### TESTO ESTRATTO
Ci sono stati forniti i mezzi per realizzare interviste efficaci e scrivere articoli interessanti, per produrre brevi documentari e per gestire la comunicazione sui social media.
L’ambito che mi ha conquistata fin da subito è stato quello del podcast. Ed è così che è nato Bring It Up!. Mi è sempre piaciuta l’idea di riuscire a cogliere le opinioni della mia generazione su quei temi sociali che ci si trova ad affrontare mentre si cresce, dalle strategie per ridurre l’inquinamento a quelle per abbattere gli stereotipi. Ho condiviso l’esperienza della conduzione con un’altra volontaria, Sara. Insieme, abbiamo anche ragionato sui temi da affrontare e ci siamo confrontate sugli ospiti da invitare. La sfida personale più grande che ho dovuto superare credo sia stata quella di imparare a dialogare con il programma che ho utilizzato per lavorare sui file audio e aggiungere effetti sonori. Si pensa sempre che è possibile imparare qualsiasi cosa e che basta volerlo, ma si finisce sempre per rimandare quello che non è considerato come urgente. Ecco, se quest’esperienza non me lo avesse richiesto, se, cioè, non fosse stato indispensabile per realizzare le interviste e produrre un podcast, non credo che avrei accettato e affrontato tutte le criticità che nel frattempo mi sono trovata davanti.
Molti, se non tutti, dei ricordi che ho collezionato in questi sette mesi coinvolgono anche altre persone: la mentore, il coordinatore dei volontari e gli stessi volontari con cui ho condiviso la maggior parte del mio tempo e degli spazi.

### COMPITI DA SVOLGERE
A) Nel testo sull'esperienza di volontariato, con chi è stata condivisa la conduzione del podcast Bring It Up!?
B) In base al testo sull'esperienza di volontariato, spiega perché la voce narrante è riuscita ad affrontare le difficoltà legate al programma per lavorare sui file audio.
C) Prosegui il testo sull'esperienza di volontariato a partire dalla sua ultima frase.

### RECORD

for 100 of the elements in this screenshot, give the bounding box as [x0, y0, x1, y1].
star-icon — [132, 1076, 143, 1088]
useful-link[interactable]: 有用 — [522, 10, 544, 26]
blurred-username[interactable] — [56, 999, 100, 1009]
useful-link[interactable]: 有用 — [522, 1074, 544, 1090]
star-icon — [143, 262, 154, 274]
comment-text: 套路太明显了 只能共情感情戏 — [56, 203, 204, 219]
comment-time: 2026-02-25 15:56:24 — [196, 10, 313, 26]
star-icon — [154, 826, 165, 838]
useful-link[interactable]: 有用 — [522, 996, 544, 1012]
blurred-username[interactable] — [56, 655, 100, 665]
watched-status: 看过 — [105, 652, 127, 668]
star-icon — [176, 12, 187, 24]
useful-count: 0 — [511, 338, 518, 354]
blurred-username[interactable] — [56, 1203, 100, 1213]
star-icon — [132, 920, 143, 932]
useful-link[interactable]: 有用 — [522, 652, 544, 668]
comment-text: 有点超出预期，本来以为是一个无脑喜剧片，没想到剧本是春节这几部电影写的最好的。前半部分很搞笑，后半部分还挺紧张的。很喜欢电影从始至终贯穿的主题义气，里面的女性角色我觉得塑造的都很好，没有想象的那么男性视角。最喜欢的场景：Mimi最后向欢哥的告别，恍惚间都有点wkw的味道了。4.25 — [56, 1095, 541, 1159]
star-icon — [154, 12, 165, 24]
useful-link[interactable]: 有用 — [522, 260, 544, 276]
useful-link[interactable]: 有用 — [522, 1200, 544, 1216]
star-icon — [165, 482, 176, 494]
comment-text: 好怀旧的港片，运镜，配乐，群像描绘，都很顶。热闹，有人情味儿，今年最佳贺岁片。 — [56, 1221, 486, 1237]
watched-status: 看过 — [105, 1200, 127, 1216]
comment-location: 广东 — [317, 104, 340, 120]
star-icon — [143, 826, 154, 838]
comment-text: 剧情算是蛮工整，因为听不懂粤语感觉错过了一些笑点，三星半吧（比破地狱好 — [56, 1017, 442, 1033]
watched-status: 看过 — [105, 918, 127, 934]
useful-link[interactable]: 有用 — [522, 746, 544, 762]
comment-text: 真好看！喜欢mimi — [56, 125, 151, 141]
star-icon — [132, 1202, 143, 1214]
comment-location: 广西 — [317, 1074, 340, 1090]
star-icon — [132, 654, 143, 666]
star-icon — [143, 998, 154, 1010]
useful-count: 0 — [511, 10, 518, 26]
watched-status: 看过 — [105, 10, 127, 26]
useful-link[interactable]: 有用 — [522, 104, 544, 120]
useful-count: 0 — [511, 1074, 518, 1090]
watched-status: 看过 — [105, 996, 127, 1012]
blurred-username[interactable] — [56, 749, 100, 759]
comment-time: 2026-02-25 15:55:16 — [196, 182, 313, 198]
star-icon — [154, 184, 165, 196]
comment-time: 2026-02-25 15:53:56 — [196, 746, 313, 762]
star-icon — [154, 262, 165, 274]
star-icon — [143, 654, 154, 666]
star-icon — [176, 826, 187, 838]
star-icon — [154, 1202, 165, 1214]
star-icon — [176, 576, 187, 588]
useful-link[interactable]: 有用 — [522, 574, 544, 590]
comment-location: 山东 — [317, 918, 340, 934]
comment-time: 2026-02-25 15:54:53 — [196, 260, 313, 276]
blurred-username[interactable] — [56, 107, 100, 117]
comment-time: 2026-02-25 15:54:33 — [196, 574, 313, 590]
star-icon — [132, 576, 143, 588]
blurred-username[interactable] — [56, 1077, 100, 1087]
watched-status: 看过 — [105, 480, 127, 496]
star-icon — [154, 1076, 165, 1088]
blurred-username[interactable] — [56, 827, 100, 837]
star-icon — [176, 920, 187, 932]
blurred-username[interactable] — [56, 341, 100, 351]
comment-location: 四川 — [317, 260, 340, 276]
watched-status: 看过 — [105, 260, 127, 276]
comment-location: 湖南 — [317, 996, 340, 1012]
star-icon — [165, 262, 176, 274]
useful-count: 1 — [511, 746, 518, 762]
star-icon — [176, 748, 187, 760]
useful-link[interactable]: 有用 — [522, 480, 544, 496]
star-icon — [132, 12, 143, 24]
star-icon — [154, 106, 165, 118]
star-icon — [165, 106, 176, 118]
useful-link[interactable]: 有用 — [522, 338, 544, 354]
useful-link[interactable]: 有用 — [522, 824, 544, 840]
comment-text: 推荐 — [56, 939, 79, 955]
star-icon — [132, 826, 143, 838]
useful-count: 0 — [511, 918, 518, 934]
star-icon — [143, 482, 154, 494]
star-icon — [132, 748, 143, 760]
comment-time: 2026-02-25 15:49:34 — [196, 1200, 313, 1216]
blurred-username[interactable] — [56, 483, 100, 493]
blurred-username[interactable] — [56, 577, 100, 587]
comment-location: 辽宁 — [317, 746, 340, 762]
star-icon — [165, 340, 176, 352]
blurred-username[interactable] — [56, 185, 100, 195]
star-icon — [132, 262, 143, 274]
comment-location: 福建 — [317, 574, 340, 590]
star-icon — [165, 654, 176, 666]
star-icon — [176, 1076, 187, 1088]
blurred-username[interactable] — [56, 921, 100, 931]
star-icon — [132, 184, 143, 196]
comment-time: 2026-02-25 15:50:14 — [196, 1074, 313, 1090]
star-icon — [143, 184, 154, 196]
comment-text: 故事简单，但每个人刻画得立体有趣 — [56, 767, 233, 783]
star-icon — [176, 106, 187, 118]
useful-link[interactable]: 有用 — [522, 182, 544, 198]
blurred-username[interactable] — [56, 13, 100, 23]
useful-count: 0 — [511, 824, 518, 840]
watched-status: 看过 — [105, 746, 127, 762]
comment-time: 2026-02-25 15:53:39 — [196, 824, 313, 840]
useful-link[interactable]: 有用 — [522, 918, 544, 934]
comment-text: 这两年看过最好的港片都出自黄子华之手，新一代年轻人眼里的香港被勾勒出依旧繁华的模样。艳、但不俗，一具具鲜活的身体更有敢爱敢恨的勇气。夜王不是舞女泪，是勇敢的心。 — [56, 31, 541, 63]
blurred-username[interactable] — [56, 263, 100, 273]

### RISPOSTE
A) Con un'altra volontaria, Sara.

B) Le ha affrontate perché imparare a usare quel programma era indispensabile per realizzare le interviste e produrre il podcast. Secondo il testo, di solito si finisce per rimandare ciò che non è considerato urgente. Senza questa necessità, la voce narrante non crede che avrebbe accettato e superato quelle criticità.

C)
Per come il Corpo Europeo di Solidarietà è concepito e strutturato, molto tempo è lasciato a disposizione dei volontari affinché questi possano esplorare non solo la città, ma direttamente la nazione in cui si svolge il progetto. Ovviamente, per ragioni legate alla pandemia, per me non è stato così. Non considero questa per forza una nota negativa del mio soggiorno all’estero. Certo, mi sarebbe piaciuto, per esempio, salire sull’Olimpo o visitare l’Acropoli ad Atene, ma davanti ai limiti geografici, noi volontari abbiamo reagito rendendo la nostra casa il posto più confortevole e divertente in cui spendere le lunghe giornate di quarantena. Abbiamo organizzato tornei di giochi da tavolo e a squadre, serate a base di film o di arte. È così che, credo, si è venuto a creare e a rafforzare il legame interpersonale che spero duri per sempre.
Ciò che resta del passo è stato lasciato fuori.